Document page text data

*** Begin section ***

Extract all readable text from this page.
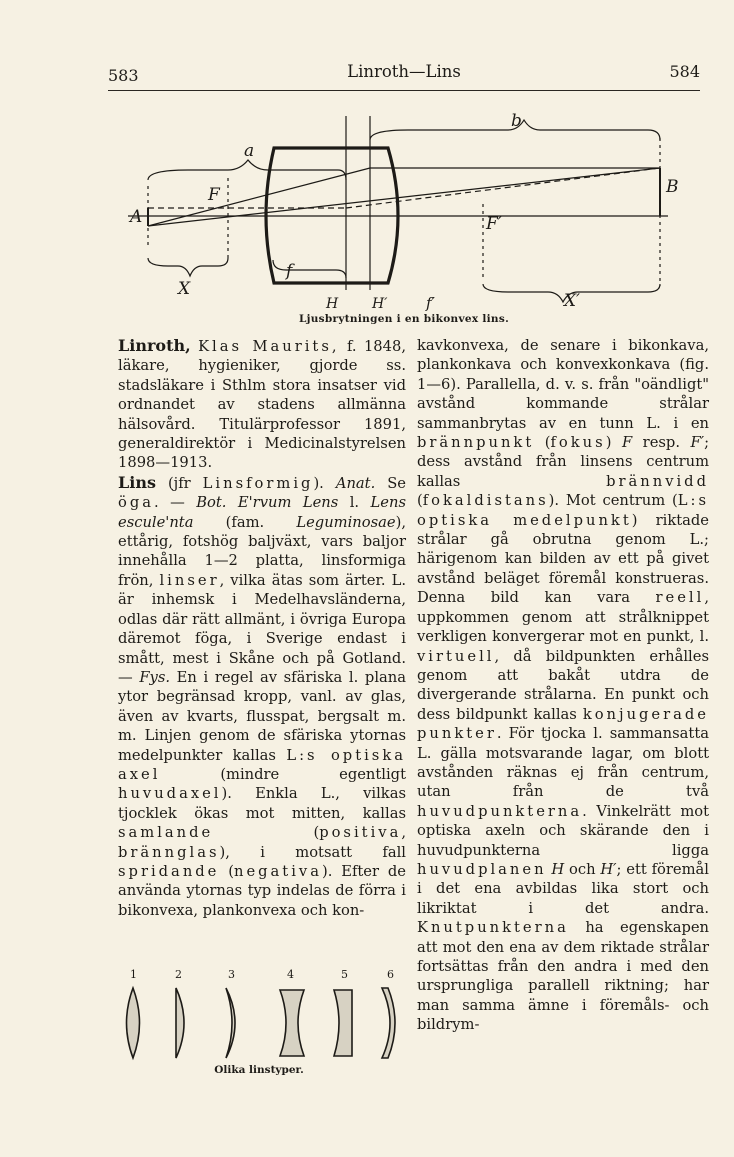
583	Linroth—Lins	584
a
b
F
A
B
F′
X
f
X′
H H′	f′
Ljusbrytningen i en bikonvex lins.

Linroth, Klas Maurits, f. 1848, läkare, hygieniker, gjorde ss. stadsläkare i Sthlm stora insatser vid ordnandet av stadens allmänna hälsovård. Titulärprofessor 1891, generaldirektör i Medicinalstyrelsen 1898—1913.

Lins (jfr Linsformig). Anat. Se öga. — Bot. E'rvum Lens l. Lens escule'nta (fam. Leguminosae), ettårig, fotshög baljväxt, vars baljor innehålla 1—2 platta, linsformiga frön, linser, vilka ätas som ärter. L. är inhemsk i Medelhavsländerna, odlas där rätt allmänt, i övriga Europa däremot föga, i Sverige endast i smått, mest i Skåne och på Gotland. — Fys. En i regel av sfäriska l. plana ytor begränsad kropp, vanl. av glas, även av kvarts, flusspat, bergsalt m. m. Linjen genom de sfäriska ytornas medelpunkter kallas L:s optiska axel (mindre egentligt huvudaxel). Enkla L., vilkas tjocklek ökas mot mitten, kallas samlande (positiva, brännglas), i motsatt fall spridande (negativa). Efter de använda ytornas typ indelas de förra i bikonvexa, plankonvexa och kon-

1	2	3	4	5	6
Olika linstyper.

kavkonvexa, de senare i bikonkava, plankonkava och konvexkonkava (fig. 1—6). Parallella, d. v. s. från "oändligt" avstånd kommande strålar sammanbrytas av en tunn L. i en brännpunkt (fokus) F resp. F′; dess avstånd från linsens centrum kallas brännvidd (fokaldistans). Mot centrum (L:s optiska medelpunkt) riktade strålar gå obrutna genom L.; härigenom kan bilden av ett på givet avstånd beläget föremål konstrueras. Denna bild kan vara reell, uppkommen genom att strålknippet verkligen konvergerar mot en punkt, l. virtuell, då bildpunkten erhålles genom att bakåt utdra de divergerande strålarna. En punkt och dess bildpunkt kallas konjugerade punkter. För tjocka l. sammansatta L. gälla motsvarande lagar, om blott avstånden räknas ej från centrum, utan från de två huvudpunkterna. Vinkelrätt mot optiska axeln och skärande den i huvudpunkterna ligga huvudplanen H och H′; ett föremål i det ena avbildas lika stort och likriktat i det andra. Knutpunkterna ha egenskapen att mot den ena av dem riktade strålar fortsättas från den andra i med den ursprungliga parallell riktning; har man samma ämne i föremåls- och bildrym-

*** End section ***

Task directions: The lines to show are those in the data above that include "Linroth".

Your response:
583	Linroth—Lins	584
Linroth, Klas Maurits, f. 1848, läkare, hygieniker, gjorde ss. stadsläkare i Sthlm stora insatser vid ordnandet av stadens allmänna hälsovård. Titulärprofessor 1891, generaldirektör i Medicinalstyrelsen 1898—1913.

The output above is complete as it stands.